- The request
Each line that follows should be printed again exactly as it stands.

[START Input data]

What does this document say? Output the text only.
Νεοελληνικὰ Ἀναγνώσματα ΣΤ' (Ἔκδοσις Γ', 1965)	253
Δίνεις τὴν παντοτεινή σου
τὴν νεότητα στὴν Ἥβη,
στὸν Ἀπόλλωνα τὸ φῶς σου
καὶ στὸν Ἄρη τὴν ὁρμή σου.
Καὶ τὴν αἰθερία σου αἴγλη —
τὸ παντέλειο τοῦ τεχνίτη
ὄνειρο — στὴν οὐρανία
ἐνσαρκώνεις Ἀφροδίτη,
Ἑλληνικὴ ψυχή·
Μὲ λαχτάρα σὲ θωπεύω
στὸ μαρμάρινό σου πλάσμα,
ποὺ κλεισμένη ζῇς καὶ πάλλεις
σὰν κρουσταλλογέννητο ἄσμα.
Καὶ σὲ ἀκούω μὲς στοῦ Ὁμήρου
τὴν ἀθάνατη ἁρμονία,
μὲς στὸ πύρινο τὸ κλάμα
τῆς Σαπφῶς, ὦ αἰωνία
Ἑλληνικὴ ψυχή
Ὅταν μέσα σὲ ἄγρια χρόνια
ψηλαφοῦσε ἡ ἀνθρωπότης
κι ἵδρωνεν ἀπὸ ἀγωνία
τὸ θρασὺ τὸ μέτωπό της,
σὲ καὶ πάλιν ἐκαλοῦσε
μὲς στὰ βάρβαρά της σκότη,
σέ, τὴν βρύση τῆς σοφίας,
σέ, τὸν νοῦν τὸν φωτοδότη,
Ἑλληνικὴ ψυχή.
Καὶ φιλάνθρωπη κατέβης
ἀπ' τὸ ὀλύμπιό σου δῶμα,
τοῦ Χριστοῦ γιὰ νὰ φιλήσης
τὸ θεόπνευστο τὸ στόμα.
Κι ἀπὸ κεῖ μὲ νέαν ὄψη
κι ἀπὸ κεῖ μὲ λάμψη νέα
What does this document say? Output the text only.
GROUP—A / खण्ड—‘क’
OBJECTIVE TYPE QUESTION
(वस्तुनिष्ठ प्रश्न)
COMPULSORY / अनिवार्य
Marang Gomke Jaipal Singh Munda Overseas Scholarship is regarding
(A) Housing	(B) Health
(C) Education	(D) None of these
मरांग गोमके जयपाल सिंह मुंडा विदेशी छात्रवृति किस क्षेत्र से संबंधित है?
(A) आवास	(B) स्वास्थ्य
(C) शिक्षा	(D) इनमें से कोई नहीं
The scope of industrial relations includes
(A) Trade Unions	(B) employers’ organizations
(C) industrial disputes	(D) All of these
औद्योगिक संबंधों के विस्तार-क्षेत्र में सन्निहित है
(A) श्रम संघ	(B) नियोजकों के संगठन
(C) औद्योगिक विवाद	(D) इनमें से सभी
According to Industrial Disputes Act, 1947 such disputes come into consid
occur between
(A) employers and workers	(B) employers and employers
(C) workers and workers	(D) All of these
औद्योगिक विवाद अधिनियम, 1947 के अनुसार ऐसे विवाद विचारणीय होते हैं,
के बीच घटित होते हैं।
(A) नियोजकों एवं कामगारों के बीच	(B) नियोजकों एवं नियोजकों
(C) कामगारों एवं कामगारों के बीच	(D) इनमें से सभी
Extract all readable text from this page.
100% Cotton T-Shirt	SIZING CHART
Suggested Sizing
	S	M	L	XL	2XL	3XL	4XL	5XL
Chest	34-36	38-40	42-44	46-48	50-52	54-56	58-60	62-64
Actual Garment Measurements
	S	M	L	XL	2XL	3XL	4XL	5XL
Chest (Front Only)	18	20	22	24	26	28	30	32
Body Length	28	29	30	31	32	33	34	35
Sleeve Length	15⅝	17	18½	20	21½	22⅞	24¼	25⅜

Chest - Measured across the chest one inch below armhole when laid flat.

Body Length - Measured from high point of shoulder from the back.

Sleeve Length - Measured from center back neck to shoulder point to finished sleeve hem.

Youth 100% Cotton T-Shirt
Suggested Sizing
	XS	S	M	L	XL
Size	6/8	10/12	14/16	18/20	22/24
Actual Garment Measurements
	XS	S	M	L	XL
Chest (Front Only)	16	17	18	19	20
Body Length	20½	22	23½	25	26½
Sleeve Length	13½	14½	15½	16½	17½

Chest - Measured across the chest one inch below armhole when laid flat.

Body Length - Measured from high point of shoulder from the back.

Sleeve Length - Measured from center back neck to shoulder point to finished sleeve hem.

[END Input data]

- The completed task
What does this document say? Output the text only.
Νεοελληνικὰ Ἀναγνώσματα ΣΤ' (Ἔκδοσις Γ', 1965)	253
Δίνεις τὴν παντοτεινή σου
τὴν νεότητα στὴν Ἥβη,
στὸν Ἀπόλλωνα τὸ φῶς σου
καὶ στὸν Ἄρη τὴν ὁρμή σου.
Καὶ τὴν αἰθερία σου αἴγλη —
τὸ παντέλειο τοῦ τεχνίτη
ὄνειρο — στὴν οὐρανία
ἐνσαρκώνεις Ἀφροδίτη,
Ἑλληνικὴ ψυχή·
Μὲ λαχτάρα σὲ θωπεύω
στὸ μαρμάρινό σου πλάσμα,
ποὺ κλεισμένη ζῇς καὶ πάλλεις
σὰν κρουσταλλογέννητο ἄσμα.
Καὶ σὲ ἀκούω μὲς στοῦ Ὁμήρου
τὴν ἀθάνατη ἁρμονία,
μὲς στὸ πύρινο τὸ κλάμα
τῆς Σαπφῶς, ὦ αἰωνία
Ἑλληνικὴ ψυχή
Ὅταν μέσα σὲ ἄγρια χρόνια
ψηλαφοῦσε ἡ ἀνθρωπότης
κι ἵδρωνεν ἀπὸ ἀγωνία
τὸ θρασὺ τὸ μέτωπό της,
σὲ καὶ πάλιν ἐκαλοῦσε
μὲς στὰ βάρβαρά της σκότη,
σέ, τὴν βρύση τῆς σοφίας,
σέ, τὸν νοῦν τὸν φωτοδότη,
Ἑλληνικὴ ψυχή.
Καὶ φιλάνθρωπη κατέβης
ἀπ' τὸ ὀλύμπιό σου δῶμα,
τοῦ Χριστοῦ γιὰ νὰ φιλήσης
τὸ θεόπνευστο τὸ στόμα.
Κι ἀπὸ κεῖ μὲ νέαν ὄψη
κι ἀπὸ κεῖ μὲ λάμψη νέα
What does this document say? Output the text only.
GROUP—A / खण्ड—‘क’
OBJECTIVE TYPE QUESTION
(वस्तुनिष्ठ प्रश्न)
COMPULSORY / अनिवार्य
Marang Gomke Jaipal Singh Munda Overseas Scholarship is regarding
(A) Housing	(B) Health
(C) Education	(D) None of these
मरांग गोमके जयपाल सिंह मुंडा विदेशी छात्रवृति किस क्षेत्र से संबंधित है?
(A) आवास	(B) स्वास्थ्य
(C) शिक्षा	(D) इनमें से कोई नहीं
The scope of industrial relations includes
(A) Trade Unions	(B) employers’ organizations
(C) industrial disputes	(D) All of these
औद्योगिक संबंधों के विस्तार-क्षेत्र में सन्निहित है
(A) श्रम संघ	(B) नियोजकों के संगठन
(C) औद्योगिक विवाद	(D) इनमें से सभी
According to Industrial Disputes Act, 1947 such disputes come into consid
occur between
(A) employers and workers	(B) employers and employers
(C) workers and workers	(D) All of these
औद्योगिक विवाद अधिनियम, 1947 के अनुसार ऐसे विवाद विचारणीय होते हैं,
के बीच घटित होते हैं।
(A) नियोजकों एवं कामगारों के बीच	(B) नियोजकों एवं नियोजकों
(C) कामगारों एवं कामगारों के बीच	(D) इनमें से सभी
Extract all readable text from this page.
100% Cotton T-Shirt	SIZING CHART
Suggested Sizing
	S	M	L	XL	2XL	3XL	4XL	5XL
Chest	34-36	38-40	42-44	46-48	50-52	54-56	58-60	62-64
Actual Garment Measurements
	S	M	L	XL	2XL	3XL	4XL	5XL
Chest (Front Only)	18	20	22	24	26	28	30	32
Body Length	28	29	30	31	32	33	34	35
Sleeve Length	15⅝	17	18½	20	21½	22⅞	24¼	25⅜

Chest - Measured across the chest one inch below armhole when laid flat.

Body Length - Measured from high point of shoulder from the back.

Sleeve Length - Measured from center back neck to shoulder point to finished sleeve hem.

Youth 100% Cotton T-Shirt
Suggested Sizing
	XS	S	M	L	XL
Size	6/8	10/12	14/16	18/20	22/24
Actual Garment Measurements
	XS	S	M	L	XL
Chest (Front Only)	16	17	18	19	20
Body Length	20½	22	23½	25	26½
Sleeve Length	13½	14½	15½	16½	17½

Chest - Measured across the chest one inch below armhole when laid flat.

Body Length - Measured from high point of shoulder from the back.

Sleeve Length - Measured from center back neck to shoulder point to finished sleeve hem.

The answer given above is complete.